Stored records:
=====

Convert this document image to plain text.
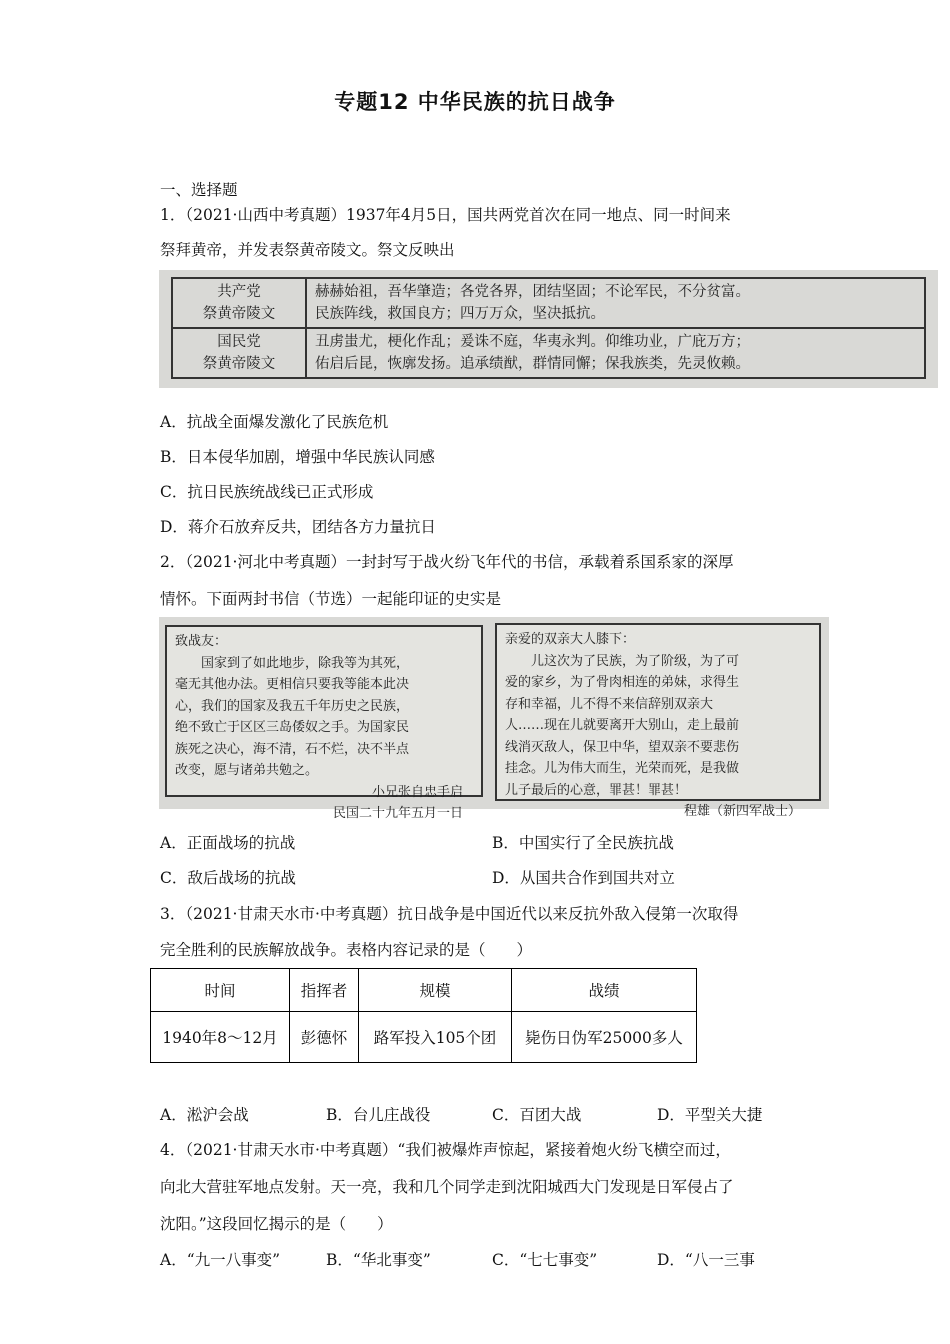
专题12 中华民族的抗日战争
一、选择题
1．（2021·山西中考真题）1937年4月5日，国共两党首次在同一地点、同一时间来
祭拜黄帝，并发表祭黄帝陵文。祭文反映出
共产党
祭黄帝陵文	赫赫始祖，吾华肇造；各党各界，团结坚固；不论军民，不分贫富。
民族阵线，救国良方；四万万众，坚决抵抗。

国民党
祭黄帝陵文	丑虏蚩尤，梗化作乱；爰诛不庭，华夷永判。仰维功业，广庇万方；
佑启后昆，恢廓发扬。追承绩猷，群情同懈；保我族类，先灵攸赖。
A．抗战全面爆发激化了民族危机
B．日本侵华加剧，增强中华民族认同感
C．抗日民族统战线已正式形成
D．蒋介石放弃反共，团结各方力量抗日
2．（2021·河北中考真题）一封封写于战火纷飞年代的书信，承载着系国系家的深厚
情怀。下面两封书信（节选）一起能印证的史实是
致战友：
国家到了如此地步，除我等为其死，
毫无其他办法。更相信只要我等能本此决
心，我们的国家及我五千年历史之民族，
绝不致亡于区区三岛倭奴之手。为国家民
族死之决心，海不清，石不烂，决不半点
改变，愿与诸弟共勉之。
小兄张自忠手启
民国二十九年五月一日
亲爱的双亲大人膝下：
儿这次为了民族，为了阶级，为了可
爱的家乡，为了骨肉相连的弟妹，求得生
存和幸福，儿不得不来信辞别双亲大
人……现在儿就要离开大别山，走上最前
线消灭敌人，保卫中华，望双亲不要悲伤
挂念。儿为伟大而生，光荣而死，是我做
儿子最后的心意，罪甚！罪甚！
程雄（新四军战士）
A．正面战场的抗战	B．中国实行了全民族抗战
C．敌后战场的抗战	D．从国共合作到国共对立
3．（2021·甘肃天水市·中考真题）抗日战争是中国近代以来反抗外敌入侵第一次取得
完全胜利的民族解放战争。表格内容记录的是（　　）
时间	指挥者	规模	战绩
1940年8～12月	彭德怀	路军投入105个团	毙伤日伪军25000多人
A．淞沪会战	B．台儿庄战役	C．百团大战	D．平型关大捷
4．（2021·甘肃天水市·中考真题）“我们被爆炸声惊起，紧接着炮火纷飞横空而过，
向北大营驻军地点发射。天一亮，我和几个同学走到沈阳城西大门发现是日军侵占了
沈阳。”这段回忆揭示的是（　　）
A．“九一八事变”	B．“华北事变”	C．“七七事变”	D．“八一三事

=====

Written exercise: Using the material above, return every line exactly as it appears, minus the pictures.

The answer:
Convert this document image to plain text.
专题12 中华民族的抗日战争
一、选择题
1．（2021·山西中考真题）1937年4月5日，国共两党首次在同一地点、同一时间来
祭拜黄帝，并发表祭黄帝陵文。祭文反映出
共产党
祭黄帝陵文	赫赫始祖，吾华肇造；各党各界，团结坚固；不论军民，不分贫富。
民族阵线，救国良方；四万万众，坚决抵抗。

国民党
祭黄帝陵文	丑虏蚩尤，梗化作乱；爰诛不庭，华夷永判。仰维功业，广庇万方；
佑启后昆，恢廓发扬。追承绩猷，群情同懈；保我族类，先灵攸赖。
A．抗战全面爆发激化了民族危机
B．日本侵华加剧，增强中华民族认同感
C．抗日民族统战线已正式形成
D．蒋介石放弃反共，团结各方力量抗日
2．（2021·河北中考真题）一封封写于战火纷飞年代的书信，承载着系国系家的深厚
情怀。下面两封书信（节选）一起能印证的史实是
致战友：
国家到了如此地步，除我等为其死，
毫无其他办法。更相信只要我等能本此决
心，我们的国家及我五千年历史之民族，
绝不致亡于区区三岛倭奴之手。为国家民
族死之决心，海不清，石不烂，决不半点
改变，愿与诸弟共勉之。
小兄张自忠手启
民国二十九年五月一日
亲爱的双亲大人膝下：
儿这次为了民族，为了阶级，为了可
爱的家乡，为了骨肉相连的弟妹，求得生
存和幸福，儿不得不来信辞别双亲大
人……现在儿就要离开大别山，走上最前
线消灭敌人，保卫中华，望双亲不要悲伤
挂念。儿为伟大而生，光荣而死，是我做
儿子最后的心意，罪甚！罪甚！
程雄（新四军战士）
A．正面战场的抗战	B．中国实行了全民族抗战
C．敌后战场的抗战	D．从国共合作到国共对立
3．（2021·甘肃天水市·中考真题）抗日战争是中国近代以来反抗外敌入侵第一次取得
完全胜利的民族解放战争。表格内容记录的是（　　）
时间	指挥者	规模	战绩
1940年8～12月	彭德怀	路军投入105个团	毙伤日伪军25000多人
A．淞沪会战	B．台儿庄战役	C．百团大战	D．平型关大捷
4．（2021·甘肃天水市·中考真题）“我们被爆炸声惊起，紧接着炮火纷飞横空而过，
向北大营驻军地点发射。天一亮，我和几个同学走到沈阳城西大门发现是日军侵占了
沈阳。”这段回忆揭示的是（　　）
A．“九一八事变”	B．“华北事变”	C．“七七事变”	D．“八一三事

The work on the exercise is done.